▶ **ENTRIES**
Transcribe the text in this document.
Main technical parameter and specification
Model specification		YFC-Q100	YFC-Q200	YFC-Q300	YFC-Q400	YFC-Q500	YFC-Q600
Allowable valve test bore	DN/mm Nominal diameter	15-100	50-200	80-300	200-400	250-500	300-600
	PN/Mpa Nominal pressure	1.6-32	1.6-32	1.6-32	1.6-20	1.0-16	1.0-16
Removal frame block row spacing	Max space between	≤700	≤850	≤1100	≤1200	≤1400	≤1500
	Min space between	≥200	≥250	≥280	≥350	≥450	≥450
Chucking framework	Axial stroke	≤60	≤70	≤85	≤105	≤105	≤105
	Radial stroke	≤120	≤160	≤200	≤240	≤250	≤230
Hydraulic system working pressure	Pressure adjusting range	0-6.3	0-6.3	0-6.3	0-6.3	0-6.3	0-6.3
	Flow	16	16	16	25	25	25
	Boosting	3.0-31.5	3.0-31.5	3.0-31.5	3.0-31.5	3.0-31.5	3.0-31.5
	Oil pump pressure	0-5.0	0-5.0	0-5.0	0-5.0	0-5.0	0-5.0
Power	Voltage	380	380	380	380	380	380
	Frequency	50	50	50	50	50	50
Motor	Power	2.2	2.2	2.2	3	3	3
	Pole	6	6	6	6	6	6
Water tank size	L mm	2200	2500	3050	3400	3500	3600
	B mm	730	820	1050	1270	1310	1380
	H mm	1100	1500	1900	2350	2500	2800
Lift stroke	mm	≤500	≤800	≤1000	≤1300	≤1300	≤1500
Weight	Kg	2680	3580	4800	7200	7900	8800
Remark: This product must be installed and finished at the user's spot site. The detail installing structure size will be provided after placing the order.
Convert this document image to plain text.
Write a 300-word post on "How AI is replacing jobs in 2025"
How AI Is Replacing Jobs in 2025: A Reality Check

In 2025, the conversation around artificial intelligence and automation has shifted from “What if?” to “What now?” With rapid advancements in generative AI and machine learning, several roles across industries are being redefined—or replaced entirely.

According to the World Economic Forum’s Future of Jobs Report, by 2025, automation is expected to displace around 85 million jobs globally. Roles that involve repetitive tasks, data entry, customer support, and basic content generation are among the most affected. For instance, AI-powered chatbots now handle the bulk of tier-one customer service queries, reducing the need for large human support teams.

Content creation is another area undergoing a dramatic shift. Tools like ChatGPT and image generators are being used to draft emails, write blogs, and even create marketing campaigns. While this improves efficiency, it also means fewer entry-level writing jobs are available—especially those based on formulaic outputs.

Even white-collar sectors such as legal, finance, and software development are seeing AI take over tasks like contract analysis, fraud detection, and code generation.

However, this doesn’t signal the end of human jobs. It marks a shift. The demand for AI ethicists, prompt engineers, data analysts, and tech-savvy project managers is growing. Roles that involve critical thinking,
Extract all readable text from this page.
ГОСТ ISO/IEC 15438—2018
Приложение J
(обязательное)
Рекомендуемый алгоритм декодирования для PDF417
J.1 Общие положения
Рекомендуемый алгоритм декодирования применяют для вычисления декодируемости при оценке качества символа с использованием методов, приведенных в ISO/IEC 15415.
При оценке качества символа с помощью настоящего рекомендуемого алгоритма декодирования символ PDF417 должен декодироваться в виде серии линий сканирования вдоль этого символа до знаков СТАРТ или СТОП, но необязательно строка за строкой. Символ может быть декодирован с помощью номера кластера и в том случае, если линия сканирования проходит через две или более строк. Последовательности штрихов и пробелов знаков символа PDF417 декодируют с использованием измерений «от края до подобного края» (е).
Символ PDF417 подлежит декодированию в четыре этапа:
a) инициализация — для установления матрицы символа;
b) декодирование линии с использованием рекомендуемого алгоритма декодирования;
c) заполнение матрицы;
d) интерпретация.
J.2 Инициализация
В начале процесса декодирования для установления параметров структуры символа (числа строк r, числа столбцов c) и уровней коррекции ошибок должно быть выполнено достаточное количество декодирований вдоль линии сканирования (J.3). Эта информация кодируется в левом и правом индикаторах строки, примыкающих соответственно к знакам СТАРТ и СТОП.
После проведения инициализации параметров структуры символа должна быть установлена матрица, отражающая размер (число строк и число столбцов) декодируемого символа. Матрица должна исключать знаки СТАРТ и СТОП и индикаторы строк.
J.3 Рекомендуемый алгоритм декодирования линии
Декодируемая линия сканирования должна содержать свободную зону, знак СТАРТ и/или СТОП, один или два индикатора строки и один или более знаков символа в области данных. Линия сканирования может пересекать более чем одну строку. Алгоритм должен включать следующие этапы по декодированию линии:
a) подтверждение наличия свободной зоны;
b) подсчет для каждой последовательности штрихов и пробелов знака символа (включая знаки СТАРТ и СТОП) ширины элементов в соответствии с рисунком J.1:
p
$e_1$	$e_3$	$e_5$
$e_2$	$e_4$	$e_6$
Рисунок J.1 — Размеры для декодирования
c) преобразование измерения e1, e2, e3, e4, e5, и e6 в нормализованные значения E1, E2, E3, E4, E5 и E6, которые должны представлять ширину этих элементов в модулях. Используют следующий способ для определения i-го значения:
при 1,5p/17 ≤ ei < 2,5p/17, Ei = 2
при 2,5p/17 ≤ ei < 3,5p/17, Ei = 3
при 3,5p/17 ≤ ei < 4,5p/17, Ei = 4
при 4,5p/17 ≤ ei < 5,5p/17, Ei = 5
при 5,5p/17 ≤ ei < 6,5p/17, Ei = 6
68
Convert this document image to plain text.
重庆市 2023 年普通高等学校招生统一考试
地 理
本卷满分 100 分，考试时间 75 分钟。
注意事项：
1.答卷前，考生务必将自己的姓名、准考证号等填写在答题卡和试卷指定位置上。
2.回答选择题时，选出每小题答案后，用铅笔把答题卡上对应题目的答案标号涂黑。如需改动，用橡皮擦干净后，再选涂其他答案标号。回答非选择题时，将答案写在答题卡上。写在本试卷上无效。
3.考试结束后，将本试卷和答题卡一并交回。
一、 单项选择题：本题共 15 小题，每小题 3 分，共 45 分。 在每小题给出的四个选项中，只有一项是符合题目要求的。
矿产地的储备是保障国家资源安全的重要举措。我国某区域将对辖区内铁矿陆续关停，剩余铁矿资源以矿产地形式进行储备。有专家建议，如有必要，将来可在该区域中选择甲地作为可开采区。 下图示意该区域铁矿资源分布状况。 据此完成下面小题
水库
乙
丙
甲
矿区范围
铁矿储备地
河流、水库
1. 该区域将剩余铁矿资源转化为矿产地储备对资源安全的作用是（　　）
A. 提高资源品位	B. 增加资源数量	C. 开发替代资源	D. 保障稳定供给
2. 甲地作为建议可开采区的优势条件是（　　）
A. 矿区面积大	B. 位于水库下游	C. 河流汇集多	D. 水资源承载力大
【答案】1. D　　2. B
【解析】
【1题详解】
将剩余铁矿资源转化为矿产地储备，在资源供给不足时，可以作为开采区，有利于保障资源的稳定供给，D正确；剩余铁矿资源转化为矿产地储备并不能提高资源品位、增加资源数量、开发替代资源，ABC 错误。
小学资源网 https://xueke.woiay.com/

▶ **YOUR INSTRUCTIONS**
Copy every line above in which the string "specification" shows up.

▶ **EXPECTED OUTPUT**
Main technical parameter and specification
Model specification		YFC-Q100	YFC-Q200	YFC-Q300	YFC-Q400	YFC-Q500	YFC-Q600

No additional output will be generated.